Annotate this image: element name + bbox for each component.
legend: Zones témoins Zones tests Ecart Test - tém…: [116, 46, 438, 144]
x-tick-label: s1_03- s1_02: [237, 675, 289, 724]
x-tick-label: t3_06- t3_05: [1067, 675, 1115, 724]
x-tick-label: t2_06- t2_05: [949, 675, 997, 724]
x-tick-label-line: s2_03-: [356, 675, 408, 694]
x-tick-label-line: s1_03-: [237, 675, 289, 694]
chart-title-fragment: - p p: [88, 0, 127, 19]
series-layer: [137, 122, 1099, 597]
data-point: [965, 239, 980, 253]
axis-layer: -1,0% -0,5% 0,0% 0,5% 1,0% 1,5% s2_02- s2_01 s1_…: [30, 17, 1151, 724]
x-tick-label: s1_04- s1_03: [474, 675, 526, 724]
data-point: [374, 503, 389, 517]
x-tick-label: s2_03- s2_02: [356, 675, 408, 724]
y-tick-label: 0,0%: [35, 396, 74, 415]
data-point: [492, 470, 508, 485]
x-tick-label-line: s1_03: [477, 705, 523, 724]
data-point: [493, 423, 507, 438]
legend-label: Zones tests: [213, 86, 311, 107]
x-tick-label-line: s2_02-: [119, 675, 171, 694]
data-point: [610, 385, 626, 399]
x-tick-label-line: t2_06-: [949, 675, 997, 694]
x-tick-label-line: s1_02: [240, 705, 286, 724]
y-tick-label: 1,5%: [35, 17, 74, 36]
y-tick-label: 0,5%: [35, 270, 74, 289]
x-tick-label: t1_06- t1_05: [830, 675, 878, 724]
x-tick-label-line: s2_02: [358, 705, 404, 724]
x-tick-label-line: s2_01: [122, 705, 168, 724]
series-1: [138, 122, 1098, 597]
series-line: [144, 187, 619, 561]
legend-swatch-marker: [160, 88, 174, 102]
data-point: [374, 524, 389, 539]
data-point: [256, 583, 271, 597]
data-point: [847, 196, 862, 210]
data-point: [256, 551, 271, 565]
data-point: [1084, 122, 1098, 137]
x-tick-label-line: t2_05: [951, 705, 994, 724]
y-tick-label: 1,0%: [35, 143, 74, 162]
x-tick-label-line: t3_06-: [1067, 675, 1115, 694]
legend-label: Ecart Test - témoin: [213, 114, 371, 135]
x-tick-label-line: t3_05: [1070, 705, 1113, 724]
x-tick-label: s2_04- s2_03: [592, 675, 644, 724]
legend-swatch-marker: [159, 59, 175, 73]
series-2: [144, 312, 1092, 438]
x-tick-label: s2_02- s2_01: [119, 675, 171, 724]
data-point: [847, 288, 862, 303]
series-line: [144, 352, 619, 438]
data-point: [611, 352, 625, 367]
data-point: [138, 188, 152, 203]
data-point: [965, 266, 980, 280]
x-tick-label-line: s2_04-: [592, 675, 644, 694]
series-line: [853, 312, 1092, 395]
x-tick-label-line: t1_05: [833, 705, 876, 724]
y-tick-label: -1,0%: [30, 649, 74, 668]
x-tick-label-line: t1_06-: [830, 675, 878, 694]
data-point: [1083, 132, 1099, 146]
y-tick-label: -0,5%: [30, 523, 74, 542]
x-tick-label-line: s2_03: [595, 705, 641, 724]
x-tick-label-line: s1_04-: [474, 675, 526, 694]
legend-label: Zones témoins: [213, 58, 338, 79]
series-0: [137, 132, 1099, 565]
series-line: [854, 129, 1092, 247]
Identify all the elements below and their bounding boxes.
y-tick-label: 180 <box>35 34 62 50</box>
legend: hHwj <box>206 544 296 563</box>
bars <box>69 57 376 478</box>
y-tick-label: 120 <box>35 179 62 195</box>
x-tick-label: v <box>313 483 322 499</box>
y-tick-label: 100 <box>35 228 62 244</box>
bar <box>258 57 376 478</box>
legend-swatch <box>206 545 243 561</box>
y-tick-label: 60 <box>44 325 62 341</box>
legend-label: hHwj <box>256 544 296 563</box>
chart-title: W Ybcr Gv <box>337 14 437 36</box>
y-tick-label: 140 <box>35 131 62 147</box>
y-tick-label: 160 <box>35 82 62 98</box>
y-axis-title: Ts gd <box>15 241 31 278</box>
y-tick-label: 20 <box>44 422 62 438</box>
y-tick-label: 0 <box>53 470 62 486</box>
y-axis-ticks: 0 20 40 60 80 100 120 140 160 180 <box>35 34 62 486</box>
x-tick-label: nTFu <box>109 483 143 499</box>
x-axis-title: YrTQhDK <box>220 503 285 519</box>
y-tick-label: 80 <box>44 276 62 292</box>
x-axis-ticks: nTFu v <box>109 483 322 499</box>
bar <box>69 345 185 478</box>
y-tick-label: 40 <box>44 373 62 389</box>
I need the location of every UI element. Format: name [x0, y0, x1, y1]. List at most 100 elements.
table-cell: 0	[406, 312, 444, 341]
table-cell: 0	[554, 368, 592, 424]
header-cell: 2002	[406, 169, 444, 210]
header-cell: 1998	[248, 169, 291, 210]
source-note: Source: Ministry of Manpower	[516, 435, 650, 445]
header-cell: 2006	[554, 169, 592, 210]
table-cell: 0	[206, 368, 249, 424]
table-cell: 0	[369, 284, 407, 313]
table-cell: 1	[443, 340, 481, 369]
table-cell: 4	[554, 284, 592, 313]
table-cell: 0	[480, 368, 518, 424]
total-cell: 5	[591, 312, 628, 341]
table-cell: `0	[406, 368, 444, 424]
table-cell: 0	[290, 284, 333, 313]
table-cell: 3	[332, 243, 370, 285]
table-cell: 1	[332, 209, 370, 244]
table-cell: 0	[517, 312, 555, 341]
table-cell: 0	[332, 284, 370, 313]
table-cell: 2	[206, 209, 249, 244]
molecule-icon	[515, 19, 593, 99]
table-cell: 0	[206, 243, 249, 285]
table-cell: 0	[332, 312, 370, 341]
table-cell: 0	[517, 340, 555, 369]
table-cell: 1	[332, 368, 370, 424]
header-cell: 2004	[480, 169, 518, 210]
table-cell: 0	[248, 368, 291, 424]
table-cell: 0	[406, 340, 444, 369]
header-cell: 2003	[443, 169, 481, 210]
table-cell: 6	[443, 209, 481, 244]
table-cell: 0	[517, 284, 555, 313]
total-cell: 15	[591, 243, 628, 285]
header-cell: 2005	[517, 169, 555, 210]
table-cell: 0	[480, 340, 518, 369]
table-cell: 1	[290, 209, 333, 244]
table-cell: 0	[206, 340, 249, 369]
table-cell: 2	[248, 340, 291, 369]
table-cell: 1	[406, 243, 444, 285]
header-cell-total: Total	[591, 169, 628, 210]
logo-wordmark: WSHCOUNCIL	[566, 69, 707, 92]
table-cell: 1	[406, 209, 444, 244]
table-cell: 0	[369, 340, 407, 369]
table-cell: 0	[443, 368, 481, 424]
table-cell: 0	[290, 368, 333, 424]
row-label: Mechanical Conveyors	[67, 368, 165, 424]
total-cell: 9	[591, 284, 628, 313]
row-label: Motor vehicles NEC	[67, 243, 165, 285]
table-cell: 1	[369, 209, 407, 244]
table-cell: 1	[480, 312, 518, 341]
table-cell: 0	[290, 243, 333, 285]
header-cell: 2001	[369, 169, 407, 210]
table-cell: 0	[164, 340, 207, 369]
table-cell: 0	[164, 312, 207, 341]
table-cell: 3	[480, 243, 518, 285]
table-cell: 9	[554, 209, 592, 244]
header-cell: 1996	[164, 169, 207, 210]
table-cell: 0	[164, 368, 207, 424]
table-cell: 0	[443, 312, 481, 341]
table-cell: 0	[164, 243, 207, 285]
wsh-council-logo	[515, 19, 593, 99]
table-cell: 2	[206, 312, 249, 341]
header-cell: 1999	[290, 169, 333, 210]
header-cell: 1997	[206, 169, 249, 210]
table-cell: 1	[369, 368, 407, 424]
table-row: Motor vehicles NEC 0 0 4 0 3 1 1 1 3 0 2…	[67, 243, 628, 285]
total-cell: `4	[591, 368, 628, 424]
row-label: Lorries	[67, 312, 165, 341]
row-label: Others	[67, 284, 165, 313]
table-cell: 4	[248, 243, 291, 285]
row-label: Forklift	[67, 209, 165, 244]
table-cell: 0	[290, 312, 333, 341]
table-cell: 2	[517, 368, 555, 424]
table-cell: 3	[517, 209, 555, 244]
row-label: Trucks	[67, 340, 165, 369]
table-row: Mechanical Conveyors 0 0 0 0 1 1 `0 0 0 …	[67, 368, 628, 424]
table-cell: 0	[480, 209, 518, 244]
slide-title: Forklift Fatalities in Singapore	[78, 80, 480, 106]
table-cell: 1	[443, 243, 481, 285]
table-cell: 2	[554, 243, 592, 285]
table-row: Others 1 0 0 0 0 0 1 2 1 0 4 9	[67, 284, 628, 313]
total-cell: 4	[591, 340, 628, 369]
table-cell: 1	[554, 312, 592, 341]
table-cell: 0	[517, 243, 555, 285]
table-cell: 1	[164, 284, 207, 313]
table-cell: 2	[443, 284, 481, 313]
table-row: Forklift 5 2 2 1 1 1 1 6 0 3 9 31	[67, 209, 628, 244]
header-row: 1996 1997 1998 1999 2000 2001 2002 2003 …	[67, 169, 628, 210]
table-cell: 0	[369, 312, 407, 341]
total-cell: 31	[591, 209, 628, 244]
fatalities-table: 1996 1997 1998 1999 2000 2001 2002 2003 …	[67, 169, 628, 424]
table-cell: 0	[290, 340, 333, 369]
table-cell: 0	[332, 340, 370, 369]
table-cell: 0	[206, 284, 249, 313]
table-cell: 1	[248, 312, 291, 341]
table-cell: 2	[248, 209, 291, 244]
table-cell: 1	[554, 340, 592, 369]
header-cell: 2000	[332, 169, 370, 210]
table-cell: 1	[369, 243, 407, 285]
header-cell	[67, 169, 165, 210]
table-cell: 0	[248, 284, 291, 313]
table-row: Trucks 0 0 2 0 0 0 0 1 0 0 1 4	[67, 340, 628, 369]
================================
Lay out every line from the start of the items through the line with "y-tick-label: 0,0%: [35, 396, 74, 415]" as a JSON list of strings, one string per line and no blank lines.

EXERCISE RESPONSE —
[
  "Annotate this image: element name + bbox for each component.",
  "legend: Zones témoins Zones tests Ecart Test - tém…: [116, 46, 438, 144]",
  "x-tick-label: s1_03- s1_02: [237, 675, 289, 724]",
  "x-tick-label: t3_06- t3_05: [1067, 675, 1115, 724]",
  "x-tick-label: t2_06- t2_05: [949, 675, 997, 724]",
  "x-tick-label-line: s2_03-: [356, 675, 408, 694]",
  "x-tick-label-line: s1_03-: [237, 675, 289, 694]",
  "chart-title-fragment: - p p: [88, 0, 127, 19]",
  "series-layer: [137, 122, 1099, 597]",
  "data-point: [965, 239, 980, 253]",
  "axis-layer: -1,0% -0,5% 0,0% 0,5% 1,0% 1,5% s2_02- s2_01 s1_…: [30, 17, 1151, 724]",
  "x-tick-label: s1_04- s1_03: [474, 675, 526, 724]",
  "data-point: [374, 503, 389, 517]",
  "x-tick-label: s2_03- s2_02: [356, 675, 408, 724]",
  "y-tick-label: 0,0%: [35, 396, 74, 415]"
]